• **Goal**
Repeat each entry in full, exactly.

• **Extracted records**
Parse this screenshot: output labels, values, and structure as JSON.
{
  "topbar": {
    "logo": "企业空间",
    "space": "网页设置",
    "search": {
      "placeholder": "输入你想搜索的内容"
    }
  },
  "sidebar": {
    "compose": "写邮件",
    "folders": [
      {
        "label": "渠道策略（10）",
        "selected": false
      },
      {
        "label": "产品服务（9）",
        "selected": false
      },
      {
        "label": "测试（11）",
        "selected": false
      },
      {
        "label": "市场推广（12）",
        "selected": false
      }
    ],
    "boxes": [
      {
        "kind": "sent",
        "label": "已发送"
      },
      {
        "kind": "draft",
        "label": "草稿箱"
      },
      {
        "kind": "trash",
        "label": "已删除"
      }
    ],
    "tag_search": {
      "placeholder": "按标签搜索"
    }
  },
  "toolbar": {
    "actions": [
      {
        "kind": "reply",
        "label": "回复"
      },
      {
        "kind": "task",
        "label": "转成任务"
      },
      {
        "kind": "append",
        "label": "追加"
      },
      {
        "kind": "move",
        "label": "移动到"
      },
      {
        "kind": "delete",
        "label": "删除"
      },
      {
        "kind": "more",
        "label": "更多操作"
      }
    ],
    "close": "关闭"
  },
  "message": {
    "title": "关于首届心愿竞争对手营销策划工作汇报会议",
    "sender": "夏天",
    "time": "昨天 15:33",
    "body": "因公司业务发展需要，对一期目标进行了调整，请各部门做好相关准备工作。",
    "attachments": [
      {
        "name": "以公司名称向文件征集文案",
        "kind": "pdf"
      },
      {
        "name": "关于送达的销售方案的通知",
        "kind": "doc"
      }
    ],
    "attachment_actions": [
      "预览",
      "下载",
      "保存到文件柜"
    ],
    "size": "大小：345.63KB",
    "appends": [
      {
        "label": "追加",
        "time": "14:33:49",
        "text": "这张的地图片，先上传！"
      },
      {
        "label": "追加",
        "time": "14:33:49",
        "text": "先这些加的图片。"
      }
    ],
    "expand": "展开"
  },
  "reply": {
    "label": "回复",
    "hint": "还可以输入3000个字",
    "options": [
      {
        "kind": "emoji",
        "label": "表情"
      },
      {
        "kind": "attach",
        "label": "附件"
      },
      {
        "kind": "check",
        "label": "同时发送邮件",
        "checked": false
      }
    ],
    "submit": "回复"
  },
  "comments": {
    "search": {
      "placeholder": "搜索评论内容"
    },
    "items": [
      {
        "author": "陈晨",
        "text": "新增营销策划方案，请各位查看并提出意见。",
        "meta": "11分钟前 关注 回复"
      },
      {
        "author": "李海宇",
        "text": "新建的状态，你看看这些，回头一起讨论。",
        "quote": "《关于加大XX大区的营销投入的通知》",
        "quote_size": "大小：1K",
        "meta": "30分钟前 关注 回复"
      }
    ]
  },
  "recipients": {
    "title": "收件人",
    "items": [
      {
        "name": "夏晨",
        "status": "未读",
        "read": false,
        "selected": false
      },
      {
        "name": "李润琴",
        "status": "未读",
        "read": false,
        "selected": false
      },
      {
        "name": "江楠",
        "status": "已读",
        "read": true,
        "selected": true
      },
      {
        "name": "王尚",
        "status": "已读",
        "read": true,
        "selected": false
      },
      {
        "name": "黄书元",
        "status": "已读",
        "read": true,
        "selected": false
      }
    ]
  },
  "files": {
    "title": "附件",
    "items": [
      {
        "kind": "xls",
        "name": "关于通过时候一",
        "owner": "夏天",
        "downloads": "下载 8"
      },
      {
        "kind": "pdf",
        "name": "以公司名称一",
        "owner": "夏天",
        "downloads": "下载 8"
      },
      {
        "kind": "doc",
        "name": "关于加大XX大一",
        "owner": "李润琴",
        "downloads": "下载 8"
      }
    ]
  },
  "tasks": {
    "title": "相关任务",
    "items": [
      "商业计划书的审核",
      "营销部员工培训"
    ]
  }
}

• **Task answer**
Parse this screenshot: output labels, values, and structure as JSON.
{
  "topbar": {
    "logo": "企业空间",
    "space": "网页设置",
    "search": {
      "placeholder": "输入你想搜索的内容"
    }
  },
  "sidebar": {
    "compose": "写邮件",
    "folders": [
      {
        "label": "渠道策略（10）",
        "selected": false
      },
      {
        "label": "产品服务（9）",
        "selected": false
      },
      {
        "label": "测试（11）",
        "selected": false
      },
      {
        "label": "市场推广（12）",
        "selected": false
      }
    ],
    "boxes": [
      {
        "kind": "sent",
        "label": "已发送"
      },
      {
        "kind": "draft",
        "label": "草稿箱"
      },
      {
        "kind": "trash",
        "label": "已删除"
      }
    ],
    "tag_search": {
      "placeholder": "按标签搜索"
    }
  },
  "toolbar": {
    "actions": [
      {
        "kind": "reply",
        "label": "回复"
      },
      {
        "kind": "task",
        "label": "转成任务"
      },
      {
        "kind": "append",
        "label": "追加"
      },
      {
        "kind": "move",
        "label": "移动到"
      },
      {
        "kind": "delete",
        "label": "删除"
      },
      {
        "kind": "more",
        "label": "更多操作"
      }
    ],
    "close": "关闭"
  },
  "message": {
    "title": "关于首届心愿竞争对手营销策划工作汇报会议",
    "sender": "夏天",
    "time": "昨天 15:33",
    "body": "因公司业务发展需要，对一期目标进行了调整，请各部门做好相关准备工作。",
    "attachments": [
      {
        "name": "以公司名称向文件征集文案",
        "kind": "pdf"
      },
      {
        "name": "关于送达的销售方案的通知",
        "kind": "doc"
      }
    ],
    "attachment_actions": [
      "预览",
      "下载",
      "保存到文件柜"
    ],
    "size": "大小：345.63KB",
    "appends": [
      {
        "label": "追加",
        "time": "14:33:49",
        "text": "这张的地图片，先上传！"
      },
      {
        "label": "追加",
        "time": "14:33:49",
        "text": "先这些加的图片。"
      }
    ],
    "expand": "展开"
  },
  "reply": {
    "label": "回复",
    "hint": "还可以输入3000个字",
    "options": [
      {
        "kind": "emoji",
        "label": "表情"
      },
      {
        "kind": "attach",
        "label": "附件"
      },
      {
        "kind": "check",
        "label": "同时发送邮件",
        "checked": false
      }
    ],
    "submit": "回复"
  },
  "comments": {
    "search": {
      "placeholder": "搜索评论内容"
    },
    "items": [
      {
        "author": "陈晨",
        "text": "新增营销策划方案，请各位查看并提出意见。",
        "meta": "11分钟前 关注 回复"
      },
      {
        "author": "李海宇",
        "text": "新建的状态，你看看这些，回头一起讨论。",
        "quote": "《关于加大XX大区的营销投入的通知》",
        "quote_size": "大小：1K",
        "meta": "30分钟前 关注 回复"
      }
    ]
  },
  "recipients": {
    "title": "收件人",
    "items": [
      {
        "name": "夏晨",
        "status": "未读",
        "read": false,
        "selected": false
      },
      {
        "name": "李润琴",
        "status": "未读",
        "read": false,
        "selected": false
      },
      {
        "name": "江楠",
        "status": "已读",
        "read": true,
        "selected": true
      },
      {
        "name": "王尚",
        "status": "已读",
        "read": true,
        "selected": false
      },
      {
        "name": "黄书元",
        "status": "已读",
        "read": true,
        "selected": false
      }
    ]
  },
  "files": {
    "title": "附件",
    "items": [
      {
        "kind": "xls",
        "name": "关于通过时候一",
        "owner": "夏天",
        "downloads": "下载 8"
      },
      {
        "kind": "pdf",
        "name": "以公司名称一",
        "owner": "夏天",
        "downloads": "下载 8"
      },
      {
        "kind": "doc",
        "name": "关于加大XX大一",
        "owner": "李润琴",
        "downloads": "下载 8"
      }
    ]
  },
  "tasks": {
    "title": "相关任务",
    "items": [
      "商业计划书的审核",
      "营销部员工培训"
    ]
  }
}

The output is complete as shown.